* **REQUIREMENTS**: Count each line in which the word "Mýrarkvísl" appears. Reply with the total and nothing more.

* **RECORDS FOR THIS TASK**:
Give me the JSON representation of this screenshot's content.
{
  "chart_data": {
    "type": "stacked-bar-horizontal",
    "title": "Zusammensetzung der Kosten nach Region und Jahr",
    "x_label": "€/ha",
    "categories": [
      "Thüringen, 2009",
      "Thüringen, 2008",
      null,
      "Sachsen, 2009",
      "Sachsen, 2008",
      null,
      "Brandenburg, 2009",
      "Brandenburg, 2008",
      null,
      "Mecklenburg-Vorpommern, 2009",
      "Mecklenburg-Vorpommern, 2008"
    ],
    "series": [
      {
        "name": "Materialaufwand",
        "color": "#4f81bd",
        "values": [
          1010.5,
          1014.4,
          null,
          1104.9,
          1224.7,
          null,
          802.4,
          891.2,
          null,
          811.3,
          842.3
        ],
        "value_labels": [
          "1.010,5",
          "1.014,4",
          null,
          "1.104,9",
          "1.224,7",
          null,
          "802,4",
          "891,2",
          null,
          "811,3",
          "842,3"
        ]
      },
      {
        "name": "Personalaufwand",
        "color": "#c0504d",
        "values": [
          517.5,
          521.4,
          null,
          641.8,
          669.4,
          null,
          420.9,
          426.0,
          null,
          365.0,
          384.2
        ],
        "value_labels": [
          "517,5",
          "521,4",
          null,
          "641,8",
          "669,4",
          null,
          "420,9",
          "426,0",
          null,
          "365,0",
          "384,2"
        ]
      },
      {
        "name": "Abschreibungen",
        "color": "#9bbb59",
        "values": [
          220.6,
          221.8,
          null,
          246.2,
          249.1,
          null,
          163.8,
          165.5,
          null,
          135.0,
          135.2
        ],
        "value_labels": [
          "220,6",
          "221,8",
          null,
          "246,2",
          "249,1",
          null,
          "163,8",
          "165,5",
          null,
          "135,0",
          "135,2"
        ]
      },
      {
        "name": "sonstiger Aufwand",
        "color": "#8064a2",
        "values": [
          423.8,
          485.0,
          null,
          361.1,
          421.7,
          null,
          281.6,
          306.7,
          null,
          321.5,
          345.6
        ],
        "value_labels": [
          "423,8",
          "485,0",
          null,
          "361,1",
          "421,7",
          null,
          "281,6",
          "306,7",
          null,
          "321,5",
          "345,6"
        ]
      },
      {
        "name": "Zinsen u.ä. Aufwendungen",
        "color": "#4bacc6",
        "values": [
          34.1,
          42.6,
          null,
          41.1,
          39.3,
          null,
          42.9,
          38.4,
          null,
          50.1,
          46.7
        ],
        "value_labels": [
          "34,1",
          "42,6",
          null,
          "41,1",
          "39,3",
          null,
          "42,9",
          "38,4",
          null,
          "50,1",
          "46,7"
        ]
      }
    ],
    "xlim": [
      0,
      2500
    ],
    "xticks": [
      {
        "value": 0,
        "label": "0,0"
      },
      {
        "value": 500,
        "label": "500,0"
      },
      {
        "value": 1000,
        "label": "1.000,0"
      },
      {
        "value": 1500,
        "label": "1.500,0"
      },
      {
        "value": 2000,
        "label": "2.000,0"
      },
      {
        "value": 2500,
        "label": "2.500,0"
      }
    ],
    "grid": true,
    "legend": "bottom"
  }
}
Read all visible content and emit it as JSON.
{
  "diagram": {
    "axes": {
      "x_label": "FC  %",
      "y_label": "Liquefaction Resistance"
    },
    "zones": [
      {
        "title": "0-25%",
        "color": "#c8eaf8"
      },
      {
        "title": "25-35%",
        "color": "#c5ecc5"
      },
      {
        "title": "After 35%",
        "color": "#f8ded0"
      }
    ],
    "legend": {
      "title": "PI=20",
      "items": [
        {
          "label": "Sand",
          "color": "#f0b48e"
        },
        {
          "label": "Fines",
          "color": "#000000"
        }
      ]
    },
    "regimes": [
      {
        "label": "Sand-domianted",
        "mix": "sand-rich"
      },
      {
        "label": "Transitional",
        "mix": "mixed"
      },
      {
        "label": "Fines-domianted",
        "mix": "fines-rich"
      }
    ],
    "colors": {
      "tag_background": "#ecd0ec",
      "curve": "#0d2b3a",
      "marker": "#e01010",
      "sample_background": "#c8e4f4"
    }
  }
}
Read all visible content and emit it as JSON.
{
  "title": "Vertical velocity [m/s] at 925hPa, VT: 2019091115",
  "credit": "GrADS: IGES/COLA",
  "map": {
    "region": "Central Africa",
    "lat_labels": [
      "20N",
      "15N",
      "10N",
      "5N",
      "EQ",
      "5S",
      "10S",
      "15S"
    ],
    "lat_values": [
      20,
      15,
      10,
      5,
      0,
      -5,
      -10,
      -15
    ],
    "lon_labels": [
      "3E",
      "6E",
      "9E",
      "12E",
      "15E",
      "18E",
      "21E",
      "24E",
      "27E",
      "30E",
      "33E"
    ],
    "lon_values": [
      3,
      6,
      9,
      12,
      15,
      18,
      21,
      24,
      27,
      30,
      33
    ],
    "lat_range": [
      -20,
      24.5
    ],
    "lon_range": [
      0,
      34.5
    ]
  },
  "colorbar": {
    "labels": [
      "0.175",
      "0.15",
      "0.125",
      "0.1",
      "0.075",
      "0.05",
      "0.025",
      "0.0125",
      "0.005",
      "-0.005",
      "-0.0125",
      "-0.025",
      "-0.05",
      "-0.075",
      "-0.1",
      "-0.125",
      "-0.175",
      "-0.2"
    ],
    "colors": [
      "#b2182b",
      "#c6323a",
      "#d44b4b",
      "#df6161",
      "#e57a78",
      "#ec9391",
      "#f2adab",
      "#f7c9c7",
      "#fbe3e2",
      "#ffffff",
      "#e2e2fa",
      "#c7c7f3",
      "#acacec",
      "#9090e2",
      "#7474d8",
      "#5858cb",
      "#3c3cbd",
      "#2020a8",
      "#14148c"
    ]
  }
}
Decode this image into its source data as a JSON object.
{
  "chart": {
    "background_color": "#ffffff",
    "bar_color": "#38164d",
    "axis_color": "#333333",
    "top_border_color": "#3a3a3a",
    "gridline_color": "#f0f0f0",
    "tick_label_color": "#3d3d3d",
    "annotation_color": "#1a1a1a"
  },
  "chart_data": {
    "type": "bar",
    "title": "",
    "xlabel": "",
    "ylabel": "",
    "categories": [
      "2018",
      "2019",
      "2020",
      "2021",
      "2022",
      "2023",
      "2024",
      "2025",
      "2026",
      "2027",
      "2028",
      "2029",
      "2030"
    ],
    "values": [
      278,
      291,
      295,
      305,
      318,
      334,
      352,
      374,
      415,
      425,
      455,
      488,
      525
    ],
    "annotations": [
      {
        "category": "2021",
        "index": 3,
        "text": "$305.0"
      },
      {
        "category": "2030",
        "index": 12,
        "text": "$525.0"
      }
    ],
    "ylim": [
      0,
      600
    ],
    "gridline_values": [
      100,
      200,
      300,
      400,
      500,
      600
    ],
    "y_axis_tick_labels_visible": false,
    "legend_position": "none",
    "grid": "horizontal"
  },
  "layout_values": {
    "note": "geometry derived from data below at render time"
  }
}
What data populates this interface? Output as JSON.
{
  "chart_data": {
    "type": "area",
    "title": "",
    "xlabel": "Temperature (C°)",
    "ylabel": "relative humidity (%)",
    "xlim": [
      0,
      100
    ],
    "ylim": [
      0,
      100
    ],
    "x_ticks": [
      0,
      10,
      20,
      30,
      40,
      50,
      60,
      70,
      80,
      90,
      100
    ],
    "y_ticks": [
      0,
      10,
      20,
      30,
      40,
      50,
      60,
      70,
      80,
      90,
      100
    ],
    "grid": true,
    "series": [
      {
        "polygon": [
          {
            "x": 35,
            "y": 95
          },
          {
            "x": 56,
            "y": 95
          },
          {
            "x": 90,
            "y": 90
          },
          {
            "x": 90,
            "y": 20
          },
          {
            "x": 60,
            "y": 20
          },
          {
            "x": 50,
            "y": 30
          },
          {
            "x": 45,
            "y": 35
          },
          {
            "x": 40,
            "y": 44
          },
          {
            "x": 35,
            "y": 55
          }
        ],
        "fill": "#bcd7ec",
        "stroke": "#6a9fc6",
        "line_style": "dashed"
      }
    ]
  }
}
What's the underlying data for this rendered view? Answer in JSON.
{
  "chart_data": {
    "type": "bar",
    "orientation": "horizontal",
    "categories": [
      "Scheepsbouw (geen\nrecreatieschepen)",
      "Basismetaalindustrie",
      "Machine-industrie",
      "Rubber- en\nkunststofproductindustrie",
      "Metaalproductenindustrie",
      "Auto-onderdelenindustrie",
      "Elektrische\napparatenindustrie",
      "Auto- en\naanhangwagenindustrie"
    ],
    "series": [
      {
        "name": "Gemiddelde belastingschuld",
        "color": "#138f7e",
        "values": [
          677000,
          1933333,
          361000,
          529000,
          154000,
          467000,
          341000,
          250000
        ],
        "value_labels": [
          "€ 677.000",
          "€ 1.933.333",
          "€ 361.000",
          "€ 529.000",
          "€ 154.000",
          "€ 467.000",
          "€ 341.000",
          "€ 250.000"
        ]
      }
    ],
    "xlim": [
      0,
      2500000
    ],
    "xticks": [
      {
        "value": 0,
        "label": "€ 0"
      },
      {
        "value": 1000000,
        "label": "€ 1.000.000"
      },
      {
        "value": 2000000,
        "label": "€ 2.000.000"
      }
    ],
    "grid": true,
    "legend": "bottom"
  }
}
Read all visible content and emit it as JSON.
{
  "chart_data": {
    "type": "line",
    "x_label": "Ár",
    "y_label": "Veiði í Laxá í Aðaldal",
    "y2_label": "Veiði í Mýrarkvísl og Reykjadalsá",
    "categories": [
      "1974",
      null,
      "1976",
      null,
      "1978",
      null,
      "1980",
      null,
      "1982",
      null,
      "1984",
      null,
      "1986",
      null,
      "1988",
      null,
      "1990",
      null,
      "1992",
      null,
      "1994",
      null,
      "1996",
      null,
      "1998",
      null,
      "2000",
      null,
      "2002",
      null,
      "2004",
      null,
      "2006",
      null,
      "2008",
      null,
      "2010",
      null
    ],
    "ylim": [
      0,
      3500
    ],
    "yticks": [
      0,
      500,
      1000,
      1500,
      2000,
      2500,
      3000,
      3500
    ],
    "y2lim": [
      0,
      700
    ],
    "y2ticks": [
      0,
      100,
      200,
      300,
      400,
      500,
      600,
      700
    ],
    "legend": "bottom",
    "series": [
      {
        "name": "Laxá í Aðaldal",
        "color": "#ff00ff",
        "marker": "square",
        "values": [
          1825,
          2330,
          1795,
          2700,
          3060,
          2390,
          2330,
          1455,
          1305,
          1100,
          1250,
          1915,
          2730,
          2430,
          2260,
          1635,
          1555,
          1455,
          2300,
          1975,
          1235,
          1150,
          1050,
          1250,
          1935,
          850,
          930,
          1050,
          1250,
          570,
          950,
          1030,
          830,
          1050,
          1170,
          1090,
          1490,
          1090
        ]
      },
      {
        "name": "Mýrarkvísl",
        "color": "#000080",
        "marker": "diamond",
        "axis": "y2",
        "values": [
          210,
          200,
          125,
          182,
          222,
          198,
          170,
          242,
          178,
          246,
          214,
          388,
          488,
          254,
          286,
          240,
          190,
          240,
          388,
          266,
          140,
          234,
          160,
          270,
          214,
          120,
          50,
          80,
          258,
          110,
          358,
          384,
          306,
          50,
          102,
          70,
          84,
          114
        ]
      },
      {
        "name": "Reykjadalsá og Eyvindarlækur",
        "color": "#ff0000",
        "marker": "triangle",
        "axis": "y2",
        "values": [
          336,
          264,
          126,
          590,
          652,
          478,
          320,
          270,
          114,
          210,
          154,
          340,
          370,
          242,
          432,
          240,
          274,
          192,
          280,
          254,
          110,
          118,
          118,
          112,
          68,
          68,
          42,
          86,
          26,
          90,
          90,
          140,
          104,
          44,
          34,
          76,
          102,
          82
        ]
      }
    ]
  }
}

* **TASK RESPONSE**: 2